_Liste des tâches_.
a) D'après l'extrait sur l'exposition « Formes simples », à quelles dates cette exposition se tient-elle ?
b) Recopiez à l'identique le passage de l'extrait sur l'exposition « Formes simples » qui commence à « Constantin Brancusi, Le » et se termine à « tête de file. ».
c) Condensez sous forme de liste le paragraphe de l'extrait sur l'exposition « Formes simples » qui débute par « Chaque été depuis sa création », en conservant ses faits essentiels.

_Extrait du texte_.
════════════════
Quand on adopte un petit poisson rouge, arrive vite le moment de choisir un modèle d’aquarium pour son nouveau protégé. On longe les couloirs du magasin, dubitatif. On a rarement vu des choses aussi laides que ces rectangles de verre et de plastique noir, ornés de fausses algues en caoutchouc. Enfin, le modèle le plus simple s’impose: le globe transparent, tout simple, où le petit poisson nagera comme dans le ventre d’une mère. L’aquarium rond sied à tous les intérieurs. Il est à la fois simple, élégant, mignon, un peu rétro; surtout, il est indémodable. Partant de ce rond-là, explorons-en d’autres: la pleine lune, qui a fait naître tant de contes et de mythologies. Le soleil, éternel et puissant. La Terre. Les seins. L’iris des yeux. Les galets sur la plage. L’ovale d’un visage. Le ventre rond d’un vase. La courbe lente d’un myosotis… La poésie des formes simples est partout dans notre vie: elle a fasciné le Centre Pompidou-Metz qui y consacre une grande exposition.
Constantin Brancusi, Le Poisson (1924) © ADAGP 2014
Kupka (Kupka Frantisek, dit), Abstraction, vers 1930-1933 © ADAGP, Paris, 2014
Chaque été depuis sa création il y a quatre ans, le Centre Pompidou-Metz présente une grande rétrospective thématique: après « Chefs-d’œuvre? », « 1917 » et « Vues d’en haut », voici donc « Formes simples », du 13 juin au 5 novembre 2014. « Formes simples » tourne autour de la fascination de l’homme pour les formes géométriques et les lignes simples, qu’elles soient issues de la nature, comme la rondeur de la lune, des miracles de la technologie, comme l’élégance d’une hélice (on pense au fameux épisode où Marcel Duchamp déclara à Brâncuși et Fernand Léger devant une hélice du Salon de la Locomotion aérienne en 1912 « C’est fini, la peinture. Qui désormais pourra faire mieux que cette hélice? »), ou de l’imagination des artistes, Brâncuși en tête de file.
════════════════
_Enregistrements extraits_.

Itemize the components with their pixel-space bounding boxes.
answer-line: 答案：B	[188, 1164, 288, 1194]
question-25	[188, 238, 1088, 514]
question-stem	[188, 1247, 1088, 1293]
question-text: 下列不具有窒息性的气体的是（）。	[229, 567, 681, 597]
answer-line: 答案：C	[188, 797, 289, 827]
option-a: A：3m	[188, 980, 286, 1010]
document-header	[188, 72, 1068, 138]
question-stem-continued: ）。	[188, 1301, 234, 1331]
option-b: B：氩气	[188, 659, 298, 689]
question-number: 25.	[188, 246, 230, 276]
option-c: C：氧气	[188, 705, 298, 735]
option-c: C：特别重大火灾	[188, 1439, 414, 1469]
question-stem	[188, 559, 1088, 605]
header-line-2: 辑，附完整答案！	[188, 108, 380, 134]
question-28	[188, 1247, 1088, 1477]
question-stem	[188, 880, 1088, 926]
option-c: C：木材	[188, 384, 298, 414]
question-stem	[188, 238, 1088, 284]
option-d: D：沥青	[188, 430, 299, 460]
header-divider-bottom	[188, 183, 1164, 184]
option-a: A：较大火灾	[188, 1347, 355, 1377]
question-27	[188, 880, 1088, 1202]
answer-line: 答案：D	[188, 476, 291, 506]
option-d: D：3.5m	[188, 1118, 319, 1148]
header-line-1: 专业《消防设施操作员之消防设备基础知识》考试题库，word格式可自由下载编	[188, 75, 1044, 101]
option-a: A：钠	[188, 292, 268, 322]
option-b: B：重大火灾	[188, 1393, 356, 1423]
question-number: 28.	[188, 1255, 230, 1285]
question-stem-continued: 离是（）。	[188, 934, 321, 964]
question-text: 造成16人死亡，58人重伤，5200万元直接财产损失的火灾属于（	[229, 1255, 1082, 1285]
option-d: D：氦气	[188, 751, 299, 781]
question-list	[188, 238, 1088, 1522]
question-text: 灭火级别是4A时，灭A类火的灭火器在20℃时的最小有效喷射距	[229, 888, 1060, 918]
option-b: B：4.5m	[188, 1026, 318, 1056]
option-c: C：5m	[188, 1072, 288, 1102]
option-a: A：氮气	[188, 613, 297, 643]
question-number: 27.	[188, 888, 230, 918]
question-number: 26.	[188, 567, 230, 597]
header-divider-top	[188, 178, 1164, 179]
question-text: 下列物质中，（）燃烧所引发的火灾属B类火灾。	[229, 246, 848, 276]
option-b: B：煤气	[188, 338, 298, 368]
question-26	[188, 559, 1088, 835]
════════════════
_Réponses par tâche_.
a) Du 13 juin au 5 novembre 2014.

b)
Constantin Brancusi, Le Poisson (1924) © ADAGP 2014
Kupka (Kupka Frantisek, dit), Abstraction, vers 1930-1933 © ADAGP, Paris, 2014
Chaque été depuis sa création il y a quatre ans, le Centre Pompidou-Metz présente une grande rétrospective thématique: après « Chefs-d’œuvre? », « 1917 » et « Vues d’en haut », voici donc « Formes simples », du 13 juin au 5 novembre 2014. « Formes simples » tourne autour de la fascination de l’homme pour les formes géométriques et les lignes simples, qu’elles soient issues de la nature, comme la rondeur de la lune, des miracles de la technologie, comme l’élégance d’une hélice (on pense au fameux épisode où Marcel Duchamp déclara à Brâncuși et Fernand Léger devant une hélice du Salon de la Locomotion aérienne en 1912 « C’est fini, la peinture. Qui désormais pourra faire mieux que cette hélice? »), ou de l’imagination des artistes, Brâncuși en tête de file.

c)
- Chaque été depuis sa création, il y a quatre ans, le Centre Pompidou-Metz présente une grande rétrospective thématique.
- Après « Chefs-d'œuvre? », « 1917 » et « Vues d'en haut », il présente « Formes simples », du 13 juin au 5 novembre 2014.
- L'exposition porte sur la fascination de l'homme pour les formes géométriques et les lignes simples. Ces formes peuvent être issues de la nature (la rondeur de la lune), de la technologie (l'élégance d'une hélice) ou de l'imagination des artistes, Brâncuși en tête.
- En 1912, devant une hélice du Salon de la Locomotion aérienne, Marcel Duchamp déclara à Brâncuși et Fernand Léger que la peinture était finie.